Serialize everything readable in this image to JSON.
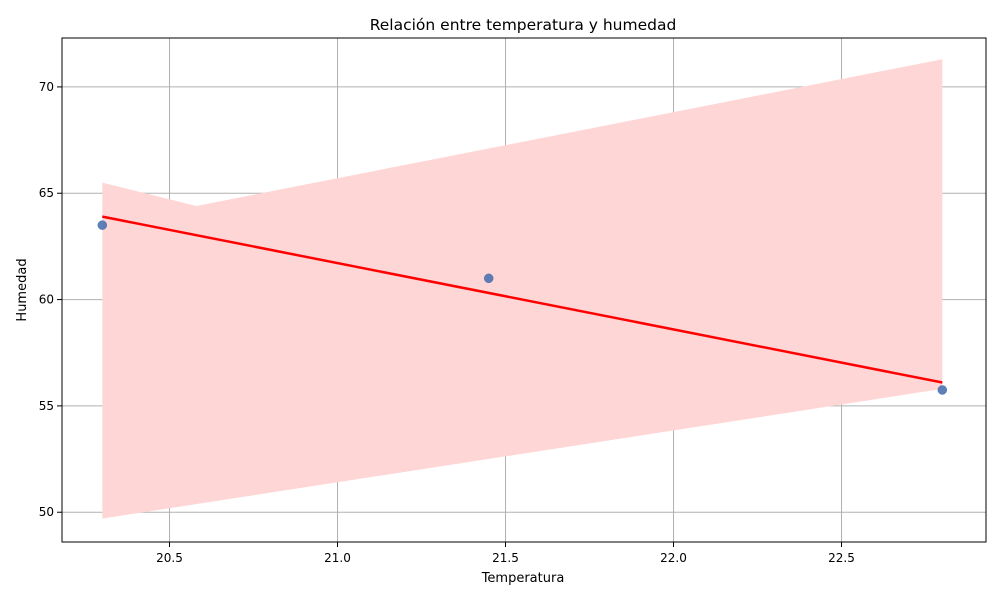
{
  "chart_data": {
    "type": "scatter",
    "title": "Relación entre temperatura y humedad",
    "xlabel": "Temperatura",
    "ylabel": "Humedad",
    "xlim": [
      20.18,
      22.93
    ],
    "ylim": [
      48.6,
      72.3
    ],
    "x_ticks": [
      20.5,
      21.0,
      21.5,
      22.0,
      22.5
    ],
    "x_tick_labels": [
      "20.5",
      "21.0",
      "21.5",
      "22.0",
      "22.5"
    ],
    "y_ticks": [
      50,
      55,
      60,
      65,
      70
    ],
    "y_tick_labels": [
      "50",
      "55",
      "60",
      "65",
      "70"
    ],
    "grid": true,
    "points": [
      {
        "x": 20.3,
        "y": 63.5
      },
      {
        "x": 21.45,
        "y": 61.0
      },
      {
        "x": 22.8,
        "y": 55.75
      }
    ],
    "regression": {
      "x": [
        20.3,
        22.8
      ],
      "y": [
        63.9,
        56.1
      ]
    },
    "confidence_band": {
      "upper": [
        {
          "x": 20.3,
          "y": 65.5
        },
        {
          "x": 20.58,
          "y": 64.4
        },
        {
          "x": 22.8,
          "y": 71.3
        }
      ],
      "lower": [
        {
          "x": 20.3,
          "y": 49.7
        },
        {
          "x": 22.8,
          "y": 55.8
        }
      ]
    },
    "colors": {
      "points": "#4c72b0",
      "regression_line": "#ff0000",
      "confidence_band": "#ffd6d6",
      "grid": "#b0b0b0"
    }
  }
}
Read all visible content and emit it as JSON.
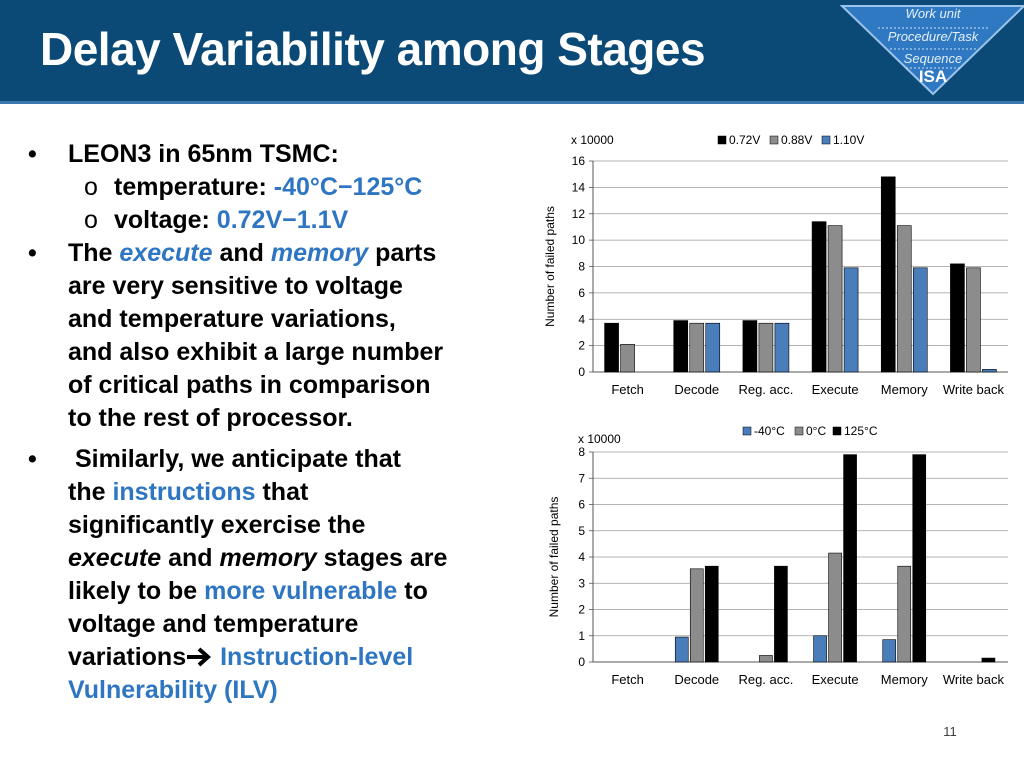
{
  "slide": {
    "title": "Delay Variability among Stages",
    "page_number": "11",
    "badge": {
      "line1": "Work unit",
      "line2": "Procedure/Task",
      "line3": "Sequence",
      "line4": "ISA"
    }
  },
  "bullets": {
    "b1": "LEON3 in 65nm TSMC:",
    "b1_sub1_label": "temperature: ",
    "b1_sub1_value": "-40°C−125°C",
    "b1_sub2_label": "voltage: ",
    "b1_sub2_value": "0.72V−1.1V",
    "b2_l1_a": "The ",
    "b2_l1_b": "execute",
    "b2_l1_c": " and ",
    "b2_l1_d": "memory",
    "b2_l1_e": " parts",
    "b2_l2": "are very sensitive to voltage",
    "b2_l3": "and temperature variations,",
    "b2_l4": "and also exhibit a large number",
    "b2_l5": "of critical paths in comparison",
    "b2_l6": "to the rest of processor.",
    "b3_l1": " Similarly, we anticipate that",
    "b3_l2_a": "the ",
    "b3_l2_b": "instructions",
    "b3_l2_c": " that",
    "b3_l3": "significantly exercise the",
    "b3_l4_a": "execute",
    "b3_l4_b": " and ",
    "b3_l4_c": "memory",
    "b3_l4_d": " stages are",
    "b3_l5_a": "likely to be ",
    "b3_l5_b": "more vulnerable",
    "b3_l5_c": " to",
    "b3_l6": "voltage and temperature",
    "b3_l7_a": "variations",
    "b3_l7_b": "Instruction-level",
    "b3_l8": "Vulnerability (ILV)"
  },
  "chart_data": [
    {
      "type": "bar",
      "multiplier": "x 10000",
      "ylabel": "Number of failed paths",
      "categories": [
        "Fetch",
        "Decode",
        "Reg. acc.",
        "Execute",
        "Memory",
        "Write back"
      ],
      "series": [
        {
          "name": "0.72V",
          "values": [
            3.7,
            3.9,
            3.9,
            11.4,
            14.8,
            8.2
          ],
          "color": "#000000"
        },
        {
          "name": "0.88V",
          "values": [
            2.1,
            3.7,
            3.7,
            11.1,
            11.1,
            7.9
          ],
          "color": "#8c8c8c"
        },
        {
          "name": "1.10V",
          "values": [
            0,
            3.7,
            3.7,
            7.9,
            7.9,
            0.2
          ],
          "color": "#4a7ebb"
        }
      ],
      "ylim": [
        0,
        16
      ],
      "yticks": [
        0,
        2,
        4,
        6,
        8,
        10,
        12,
        14,
        16
      ],
      "legend_position": "top-right",
      "grid": true
    },
    {
      "type": "bar",
      "multiplier": "x 10000",
      "ylabel": "Number of failed paths",
      "categories": [
        "Fetch",
        "Decode",
        "Reg. acc.",
        "Execute",
        "Memory",
        "Write back"
      ],
      "series": [
        {
          "name": "-40°C",
          "values": [
            0,
            0.95,
            0,
            1.0,
            0.85,
            0
          ],
          "color": "#4a7ebb"
        },
        {
          "name": "0°C",
          "values": [
            0,
            3.55,
            0.25,
            4.15,
            3.65,
            0
          ],
          "color": "#8c8c8c"
        },
        {
          "name": "125°C",
          "values": [
            0,
            3.65,
            3.65,
            7.9,
            7.9,
            0.15
          ],
          "color": "#000000"
        }
      ],
      "ylim": [
        0,
        8
      ],
      "yticks": [
        0,
        1,
        2,
        3,
        4,
        5,
        6,
        7,
        8
      ],
      "legend_position": "top-right",
      "grid": true
    }
  ]
}
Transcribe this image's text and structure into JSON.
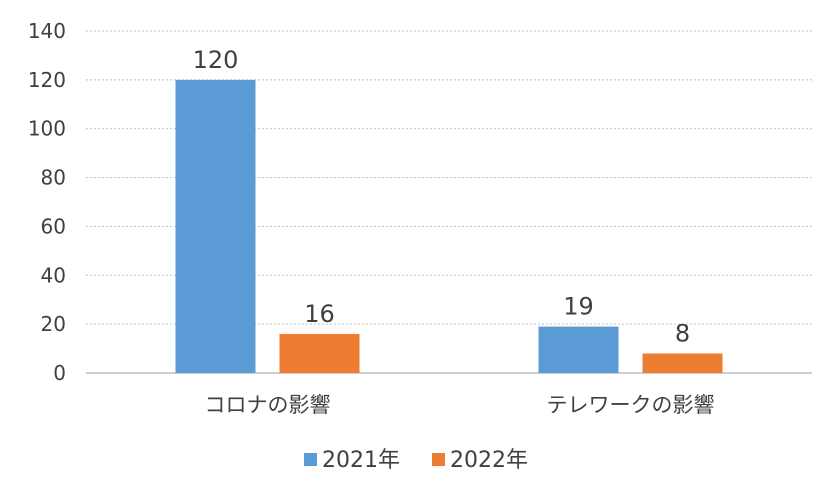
{
  "chart_data": {
    "type": "bar",
    "title": "",
    "xlabel": "",
    "ylabel": "",
    "categories": [
      "コロナの影響",
      "テレワークの影響"
    ],
    "series": [
      {
        "name": "2021年",
        "values": [
          120,
          19
        ],
        "color": "#5b9bd5"
      },
      {
        "name": "2022年",
        "values": [
          16,
          8
        ],
        "color": "#ed7d31"
      }
    ],
    "ylim": [
      0,
      140
    ],
    "yticks": [
      0,
      20,
      40,
      60,
      80,
      100,
      120,
      140
    ],
    "grid": true,
    "legend": "bottom",
    "data_labels": true
  }
}
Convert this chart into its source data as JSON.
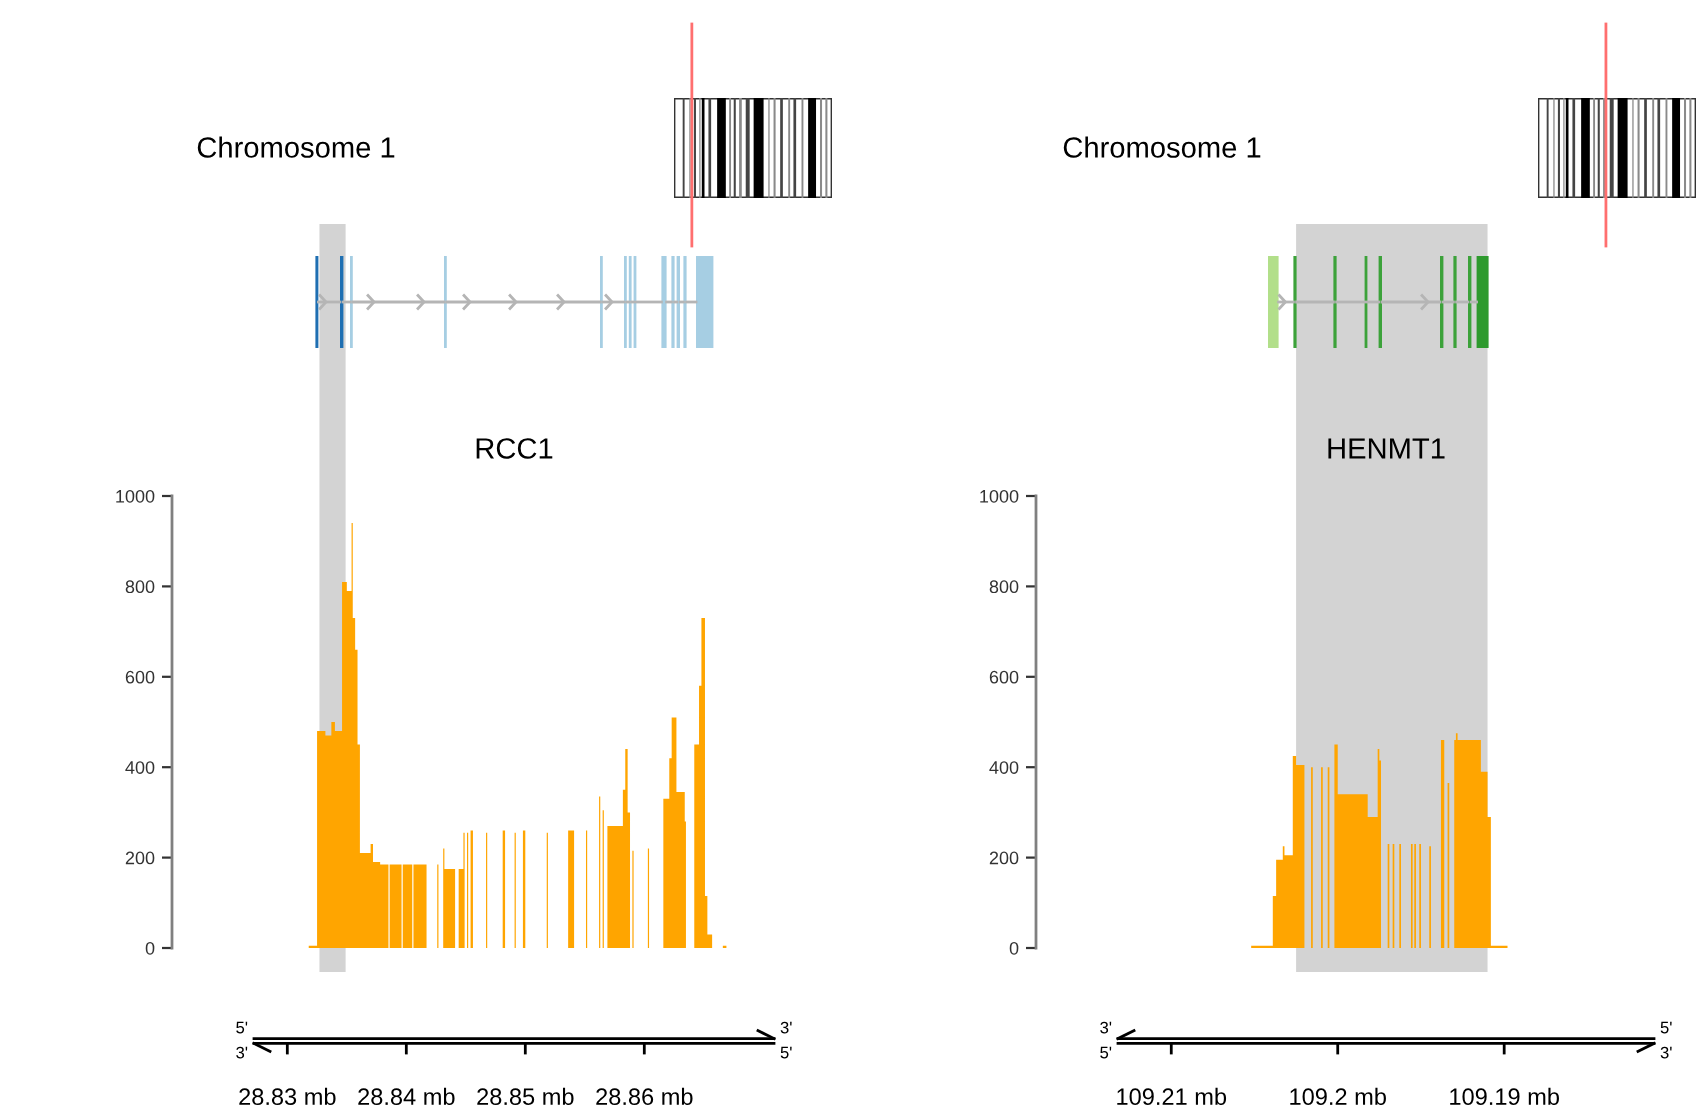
{
  "chart_data": [
    {
      "type": "histogram",
      "title": "RCC1",
      "annotations": [
        "Chromosome 1",
        "5'",
        "3'",
        "3'",
        "5'"
      ],
      "color": "#ffa500",
      "bins": [
        28.8318,
        28.8325,
        28.8332,
        28.8337,
        28.834,
        28.8346,
        28.835,
        28.8354,
        28.8355,
        28.8357,
        28.8359,
        28.8361,
        28.837,
        28.8372,
        28.8378,
        28.8385,
        28.8386,
        28.8396,
        28.8397,
        28.8405,
        28.8406,
        28.8417,
        28.8426,
        28.8427,
        28.8431,
        28.8432,
        28.8441,
        28.8444,
        28.8448,
        28.8449,
        28.8451,
        28.8452,
        28.8454,
        28.8456,
        28.8467,
        28.8468,
        28.8481,
        28.8483,
        28.8491,
        28.8492,
        28.8498,
        28.85,
        28.8518,
        28.8519,
        28.8536,
        28.8541,
        28.8551,
        28.8552,
        28.8562,
        28.8563,
        28.8565,
        28.8566,
        28.8569,
        28.8582,
        28.8584,
        28.8586,
        28.8588,
        28.859,
        28.8591,
        28.8603,
        28.8604,
        28.8616,
        28.8621,
        28.8623,
        28.8627,
        28.8634,
        28.8635,
        28.8642,
        28.8646,
        28.8648,
        28.8651,
        28.8653,
        28.8657,
        28.8666,
        28.8669
      ],
      "values": [
        5,
        480,
        470,
        500,
        480,
        810,
        790,
        940,
        730,
        660,
        450,
        210,
        230,
        190,
        185,
        0,
        185,
        0,
        185,
        0,
        185,
        0,
        185,
        0,
        220,
        175,
        0,
        175,
        255,
        0,
        255,
        0,
        260,
        0,
        255,
        0,
        260,
        0,
        255,
        0,
        260,
        0,
        255,
        0,
        260,
        0,
        260,
        0,
        335,
        0,
        305,
        0,
        270,
        350,
        440,
        300,
        0,
        215,
        0,
        220,
        0,
        330,
        420,
        510,
        345,
        280,
        0,
        450,
        580,
        730,
        115,
        30,
        0,
        5
      ],
      "xlim": [
        28.8272,
        28.8709
      ],
      "xticks": [
        {
          "value": 28.83,
          "label": "28.83 mb"
        },
        {
          "value": 28.84,
          "label": "28.84 mb"
        },
        {
          "value": 28.85,
          "label": "28.85 mb"
        },
        {
          "value": 28.86,
          "label": "28.86 mb"
        }
      ],
      "ylim": [
        0,
        1000
      ],
      "yticks": [
        0,
        200,
        400,
        600,
        800,
        1000
      ],
      "bands": [
        {
          "axis": "x",
          "from": 28.8327,
          "to": 28.8349,
          "color": "#d3d3d3"
        }
      ]
    },
    {
      "type": "histogram",
      "title": "HENMT1",
      "annotations": [
        "Chromosome 1",
        "3'",
        "5'",
        "5'",
        "3'"
      ],
      "color": "#ffa500",
      "bins": [
        109.1898,
        109.1908,
        109.191,
        109.1914,
        109.1928,
        109.1929,
        109.193,
        109.1933,
        109.1934,
        109.1936,
        109.1938,
        109.1944,
        109.1945,
        109.195,
        109.1951,
        109.1953,
        109.1954,
        109.1955,
        109.1956,
        109.1962,
        109.1963,
        109.1966,
        109.1967,
        109.1969,
        109.197,
        109.1974,
        109.1975,
        109.1976,
        109.1982,
        109.2,
        109.2002,
        109.2005,
        109.2006,
        109.2009,
        109.201,
        109.2015,
        109.2016,
        109.202,
        109.2025,
        109.2027,
        109.2032,
        109.2033,
        109.2037,
        109.2039,
        109.2052
      ],
      "values": [
        5,
        290,
        390,
        460,
        475,
        460,
        0,
        365,
        0,
        460,
        0,
        225,
        0,
        230,
        0,
        230,
        0,
        230,
        0,
        230,
        0,
        230,
        0,
        230,
        0,
        415,
        440,
        290,
        340,
        450,
        0,
        400,
        0,
        400,
        0,
        400,
        0,
        405,
        425,
        205,
        225,
        195,
        115,
        5
      ],
      "xlim": [
        109.2132,
        109.181
      ],
      "xticks": [
        {
          "value": 109.21,
          "label": "109.21 mb"
        },
        {
          "value": 109.2,
          "label": "109.2 mb"
        },
        {
          "value": 109.19,
          "label": "109.19 mb"
        }
      ],
      "ylim": [
        0,
        1000
      ],
      "yticks": [
        0,
        200,
        400,
        600,
        800,
        1000
      ],
      "bands": [
        {
          "axis": "x",
          "from": 109.191,
          "to": 109.2025,
          "color": "#d3d3d3"
        }
      ]
    }
  ]
}
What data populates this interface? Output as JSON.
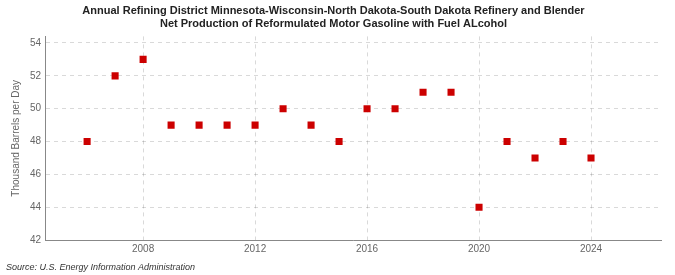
{
  "chart_data": {
    "type": "scatter",
    "title": [
      "Annual Refining District Minnesota-Wisconsin-North Dakota-South Dakota Refinery and Blender",
      "Net Production of Reformulated Motor Gasoline with Fuel ALcohol"
    ],
    "ylabel": "Thousand Barrels per Day",
    "annotations": [
      "Source: U.S. Energy Information Administration"
    ],
    "x": [
      2006,
      2007,
      2008,
      2009,
      2010,
      2011,
      2012,
      2013,
      2014,
      2015,
      2016,
      2017,
      2018,
      2019,
      2020,
      2021,
      2022,
      2023,
      2024
    ],
    "values": [
      48,
      52,
      53,
      49,
      49,
      49,
      49,
      50,
      49,
      48,
      50,
      50,
      51,
      51,
      44,
      48,
      47,
      48,
      47
    ],
    "color": "#cc0000",
    "marker": "square",
    "xlim": [
      2004.5,
      2026.5
    ],
    "xticks": [
      2008,
      2012,
      2016,
      2020,
      2024
    ],
    "ylim": [
      42,
      54.4
    ],
    "yticks": [
      42,
      44,
      46,
      48,
      50,
      52,
      54
    ],
    "grid": true
  }
}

* REQUEST:
Copy every line above in which the string "title" shows up.

* EXERCISE SOLUTION:
    "title": "Relación entre temperatura y humedad",
    "title": "Delay Variability among Stages",
    "title": "",
      "title": "RCC1",
      "title": "HENMT1",
    "title": [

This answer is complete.